**GOAL:** Which lines hold the word "score"? Copy each one.

**MATERIAL FOR THIS TASK:**
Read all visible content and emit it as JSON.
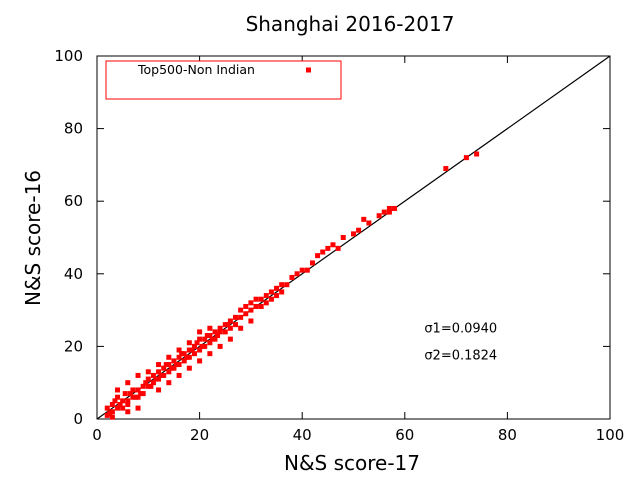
{
  "chart_data": {
    "type": "scatter",
    "title": "Shanghai 2016-2017",
    "xlabel": "N&S score-17",
    "ylabel": "N&S score-16",
    "xlim": [
      0,
      100
    ],
    "ylim": [
      0,
      100
    ],
    "xticks": [
      0,
      20,
      40,
      60,
      80,
      100
    ],
    "yticks": [
      0,
      20,
      40,
      60,
      80,
      100
    ],
    "grid": false,
    "legend_position": "top-left",
    "series": [
      {
        "name": "Top500-Non Indian",
        "color": "#ff0000",
        "points": [
          [
            2,
            3
          ],
          [
            2.5,
            1.5
          ],
          [
            3,
            4
          ],
          [
            3,
            2
          ],
          [
            3.5,
            5
          ],
          [
            4,
            3
          ],
          [
            4,
            6
          ],
          [
            4.5,
            4
          ],
          [
            5,
            5
          ],
          [
            5,
            3
          ],
          [
            5.5,
            7
          ],
          [
            6,
            5
          ],
          [
            6,
            4
          ],
          [
            6.5,
            7
          ],
          [
            7,
            6
          ],
          [
            7,
            8
          ],
          [
            7.5,
            6
          ],
          [
            8,
            8
          ],
          [
            8,
            6
          ],
          [
            8.5,
            7
          ],
          [
            9,
            9
          ],
          [
            9,
            7
          ],
          [
            9.5,
            10
          ],
          [
            10,
            9
          ],
          [
            10,
            11
          ],
          [
            10.5,
            9
          ],
          [
            11,
            12
          ],
          [
            11,
            10
          ],
          [
            11.5,
            11
          ],
          [
            12,
            13
          ],
          [
            12,
            11
          ],
          [
            12.5,
            12
          ],
          [
            13,
            14
          ],
          [
            13,
            12
          ],
          [
            13.5,
            15
          ],
          [
            14,
            13
          ],
          [
            14,
            15
          ],
          [
            14.5,
            14
          ],
          [
            15,
            16
          ],
          [
            15,
            14
          ],
          [
            15.5,
            15
          ],
          [
            16,
            17
          ],
          [
            16,
            15
          ],
          [
            16.5,
            18
          ],
          [
            17,
            16
          ],
          [
            17,
            18
          ],
          [
            17.5,
            17
          ],
          [
            18,
            19
          ],
          [
            18,
            17
          ],
          [
            18.5,
            19
          ],
          [
            19,
            20
          ],
          [
            19,
            18
          ],
          [
            19.5,
            21
          ],
          [
            20,
            19
          ],
          [
            20,
            22
          ],
          [
            20.5,
            20
          ],
          [
            21,
            22
          ],
          [
            21,
            20
          ],
          [
            21.5,
            23
          ],
          [
            22,
            21
          ],
          [
            22,
            23
          ],
          [
            22.5,
            22
          ],
          [
            23,
            24
          ],
          [
            23,
            22
          ],
          [
            23.5,
            23
          ],
          [
            24,
            25
          ],
          [
            24,
            24
          ],
          [
            25,
            26
          ],
          [
            25,
            24
          ],
          [
            25.5,
            26
          ],
          [
            26,
            27
          ],
          [
            26,
            25
          ],
          [
            27,
            28
          ],
          [
            27,
            26
          ],
          [
            28,
            28
          ],
          [
            28,
            30
          ],
          [
            29,
            29
          ],
          [
            29,
            31
          ],
          [
            30,
            32
          ],
          [
            30,
            30
          ],
          [
            31,
            31
          ],
          [
            31,
            33
          ],
          [
            32,
            33
          ],
          [
            32,
            31
          ],
          [
            33,
            32
          ],
          [
            33,
            34
          ],
          [
            34,
            35
          ],
          [
            34,
            33
          ],
          [
            35,
            36
          ],
          [
            35,
            34
          ],
          [
            36,
            37
          ],
          [
            36,
            35
          ],
          [
            37,
            37
          ],
          [
            38,
            39
          ],
          [
            39,
            40
          ],
          [
            40,
            41
          ],
          [
            41,
            41
          ],
          [
            42,
            43
          ],
          [
            43,
            45
          ],
          [
            44,
            46
          ],
          [
            45,
            47
          ],
          [
            46,
            48
          ],
          [
            47,
            47
          ],
          [
            48,
            50
          ],
          [
            50,
            51
          ],
          [
            51,
            52
          ],
          [
            52,
            55
          ],
          [
            53,
            54
          ],
          [
            55,
            56
          ],
          [
            56,
            57
          ],
          [
            57,
            58
          ],
          [
            57,
            57
          ],
          [
            58,
            58
          ],
          [
            68,
            69
          ],
          [
            72,
            72
          ],
          [
            74,
            73
          ],
          [
            2,
            1
          ],
          [
            3,
            0.5
          ],
          [
            6,
            2
          ],
          [
            8,
            3
          ],
          [
            12,
            8
          ],
          [
            14,
            10
          ],
          [
            16,
            12
          ],
          [
            18,
            14
          ],
          [
            20,
            16
          ],
          [
            22,
            18
          ],
          [
            24,
            20
          ],
          [
            26,
            22
          ],
          [
            28,
            25
          ],
          [
            30,
            27
          ],
          [
            4,
            8
          ],
          [
            6,
            10
          ],
          [
            8,
            12
          ],
          [
            10,
            13
          ],
          [
            12,
            15
          ],
          [
            14,
            17
          ],
          [
            16,
            19
          ],
          [
            18,
            21
          ],
          [
            20,
            24
          ],
          [
            22,
            25
          ]
        ]
      },
      {
        "name": "",
        "type": "line",
        "color": "#000000",
        "points": [
          [
            0,
            0
          ],
          [
            100,
            100
          ]
        ]
      }
    ],
    "annotations": [
      {
        "text": "σ1=0.0940",
        "x": 64,
        "y": 25
      },
      {
        "text": "σ2=0.1824",
        "x": 64,
        "y": 17.5
      }
    ]
  }
}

**FINAL RESULT:**
    "xlabel": "N&S score-17",
    "ylabel": "N&S score-16",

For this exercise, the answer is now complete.